I suppose [cmd=""]pkg_version -vIL"=>"[/cmd] is the answer to that . . .


----------



## DutchDaemon (Mar 3, 2010)

Well, that's the price you pay for installing newer stuff than the ports tree itself has .. I've never seen this type of message myself.


----------



## fronclynne (Mar 3, 2010)

DutchDaemon said:
			
		

> Well, that's the price you pay for installing newer stuff than the ports tree itself has .. I've never seen this type of message myself.



WITHOUT_NOUVEAU will get you GL/Mesa that is ahead for the version numbers in the index, since 7.4.4 and 7.6.1 both install from the same port(s) (also with drm 2.4.17).
____
### Prompt 1:
Rewrite the dataset items from the first entry through the line containing "svg-text:0.0: 0.0 (700, 782, 745, 822)", swapping "phase 2" for "phase 1" and keeping everything else the same.

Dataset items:
____
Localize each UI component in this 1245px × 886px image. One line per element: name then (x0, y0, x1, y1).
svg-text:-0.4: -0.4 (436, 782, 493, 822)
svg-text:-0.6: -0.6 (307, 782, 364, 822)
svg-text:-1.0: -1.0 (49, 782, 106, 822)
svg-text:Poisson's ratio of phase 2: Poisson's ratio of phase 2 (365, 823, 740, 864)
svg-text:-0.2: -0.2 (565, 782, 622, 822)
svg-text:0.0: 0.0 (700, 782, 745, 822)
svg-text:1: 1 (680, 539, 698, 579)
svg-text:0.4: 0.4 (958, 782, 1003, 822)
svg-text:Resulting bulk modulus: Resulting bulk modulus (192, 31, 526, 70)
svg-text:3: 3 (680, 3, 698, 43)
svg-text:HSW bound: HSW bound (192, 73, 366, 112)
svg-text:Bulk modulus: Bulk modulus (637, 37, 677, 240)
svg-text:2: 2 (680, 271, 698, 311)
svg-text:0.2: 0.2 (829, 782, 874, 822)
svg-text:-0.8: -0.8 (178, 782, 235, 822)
____
### Prompt 2:
Continue the forum thread about port version numbers running ahead of the index from the point where it stops.

### Result 1:
Localize each UI component in this 1245px × 886px image. One line per element: name then (x0, y0, x1, y1).
svg-text:-0.4: -0.4 (436, 782, 493, 822)
svg-text:-0.6: -0.6 (307, 782, 364, 822)
svg-text:-1.0: -1.0 (49, 782, 106, 822)
svg-text:Poisson's ratio of phase 1: Poisson's ratio of phase 1 (365, 823, 740, 864)
svg-text:-0.2: -0.2 (565, 782, 622, 822)
svg-text:0.0: 0.0 (700, 782, 745, 822)

### Result 2:
[cmd=""]pkg_version -vL=[/cmd] & [cmd=""]pkg_version -vIL=[/cmd] give different answers if you have WITHOUT_NOUVEAU set, oddly enough.  If you unset it, [red]-vL=[/red] & [red]-vIL=[/red] suddenly agree again.


----------



## ikbendeman (Mar 4, 2010)

what is WITHOUT_NOUVEUA?


----------



## fronclynne (Mar 4, 2010)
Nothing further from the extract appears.